**What to do:**
Scan the records and identify every line in which the string "plain" occurs, then return those lines.

**Dataset records:**
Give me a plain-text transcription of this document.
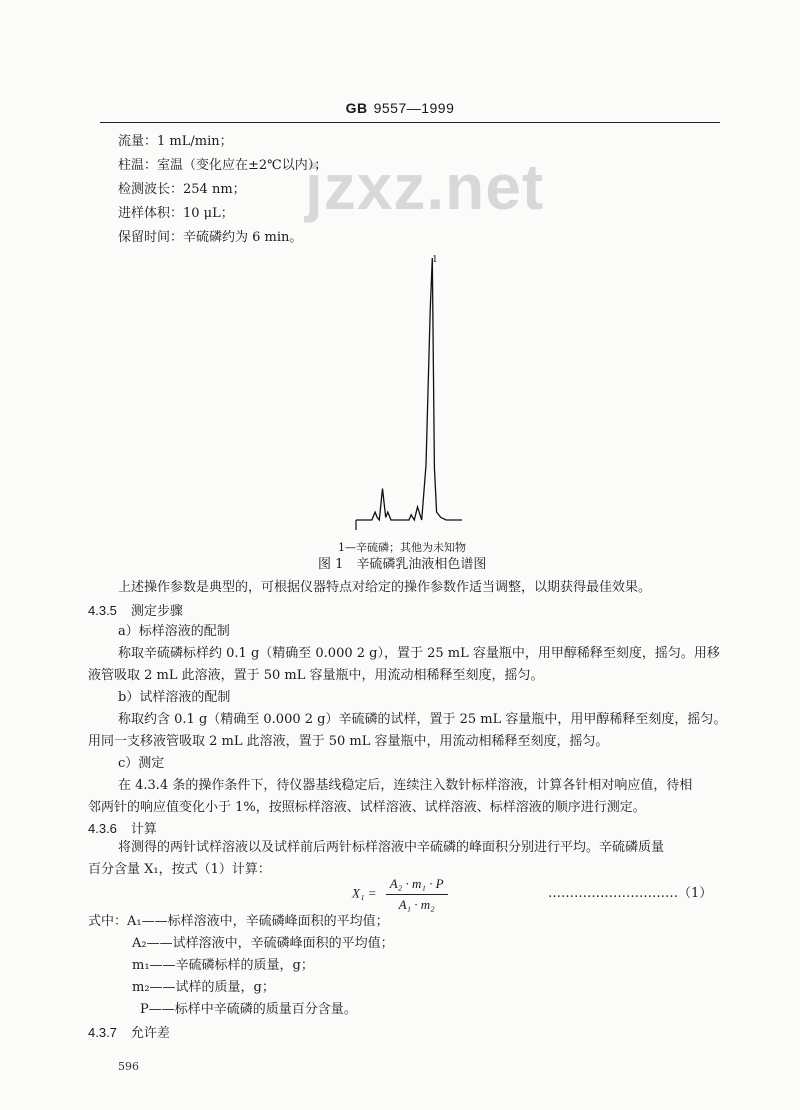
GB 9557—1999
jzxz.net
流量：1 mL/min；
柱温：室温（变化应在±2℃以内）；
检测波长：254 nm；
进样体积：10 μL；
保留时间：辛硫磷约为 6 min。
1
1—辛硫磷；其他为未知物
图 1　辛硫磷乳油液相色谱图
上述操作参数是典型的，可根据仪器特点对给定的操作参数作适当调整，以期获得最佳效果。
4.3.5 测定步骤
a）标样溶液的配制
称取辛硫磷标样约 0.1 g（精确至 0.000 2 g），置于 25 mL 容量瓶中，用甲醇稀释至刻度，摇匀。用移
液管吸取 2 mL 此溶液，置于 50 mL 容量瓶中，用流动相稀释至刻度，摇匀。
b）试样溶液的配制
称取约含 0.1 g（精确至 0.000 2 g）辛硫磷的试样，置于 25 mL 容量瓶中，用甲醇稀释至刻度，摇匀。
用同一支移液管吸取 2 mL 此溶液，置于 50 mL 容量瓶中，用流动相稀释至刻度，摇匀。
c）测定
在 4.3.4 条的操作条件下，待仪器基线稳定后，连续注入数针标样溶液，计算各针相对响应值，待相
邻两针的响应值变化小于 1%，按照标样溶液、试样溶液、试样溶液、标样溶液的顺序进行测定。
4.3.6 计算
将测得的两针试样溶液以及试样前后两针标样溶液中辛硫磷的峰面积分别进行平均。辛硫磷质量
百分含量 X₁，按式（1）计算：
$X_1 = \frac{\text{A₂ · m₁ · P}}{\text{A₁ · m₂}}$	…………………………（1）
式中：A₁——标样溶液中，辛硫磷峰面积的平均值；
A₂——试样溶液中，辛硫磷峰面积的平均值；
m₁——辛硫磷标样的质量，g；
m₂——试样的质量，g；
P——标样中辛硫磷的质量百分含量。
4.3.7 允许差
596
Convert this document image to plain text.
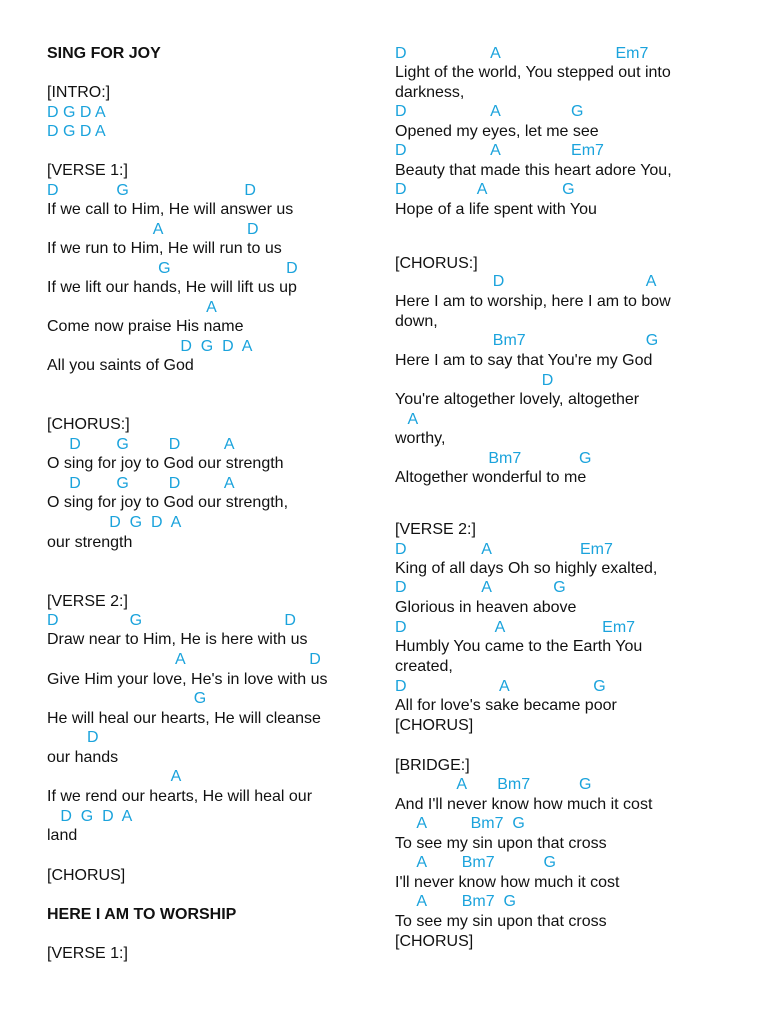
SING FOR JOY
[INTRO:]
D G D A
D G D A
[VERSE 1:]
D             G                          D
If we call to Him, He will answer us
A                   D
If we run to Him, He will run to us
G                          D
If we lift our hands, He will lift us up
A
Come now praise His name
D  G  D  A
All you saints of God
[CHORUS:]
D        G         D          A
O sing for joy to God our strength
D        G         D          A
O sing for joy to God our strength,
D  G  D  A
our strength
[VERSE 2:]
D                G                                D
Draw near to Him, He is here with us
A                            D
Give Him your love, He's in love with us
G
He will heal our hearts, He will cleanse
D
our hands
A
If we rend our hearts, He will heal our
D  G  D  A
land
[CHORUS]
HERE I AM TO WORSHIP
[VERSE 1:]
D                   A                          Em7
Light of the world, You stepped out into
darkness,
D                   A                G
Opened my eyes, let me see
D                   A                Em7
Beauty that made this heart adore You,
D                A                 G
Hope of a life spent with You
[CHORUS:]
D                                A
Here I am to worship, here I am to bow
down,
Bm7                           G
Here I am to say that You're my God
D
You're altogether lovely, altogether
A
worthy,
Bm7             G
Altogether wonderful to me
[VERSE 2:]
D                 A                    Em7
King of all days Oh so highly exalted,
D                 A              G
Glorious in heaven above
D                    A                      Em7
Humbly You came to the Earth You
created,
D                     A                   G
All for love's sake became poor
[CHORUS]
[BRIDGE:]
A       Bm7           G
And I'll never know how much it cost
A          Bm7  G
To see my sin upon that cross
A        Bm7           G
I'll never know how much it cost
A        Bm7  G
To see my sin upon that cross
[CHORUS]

**Result of the exercise:**
Give me a plain-text transcription of this document.
Convert this document image to plain text.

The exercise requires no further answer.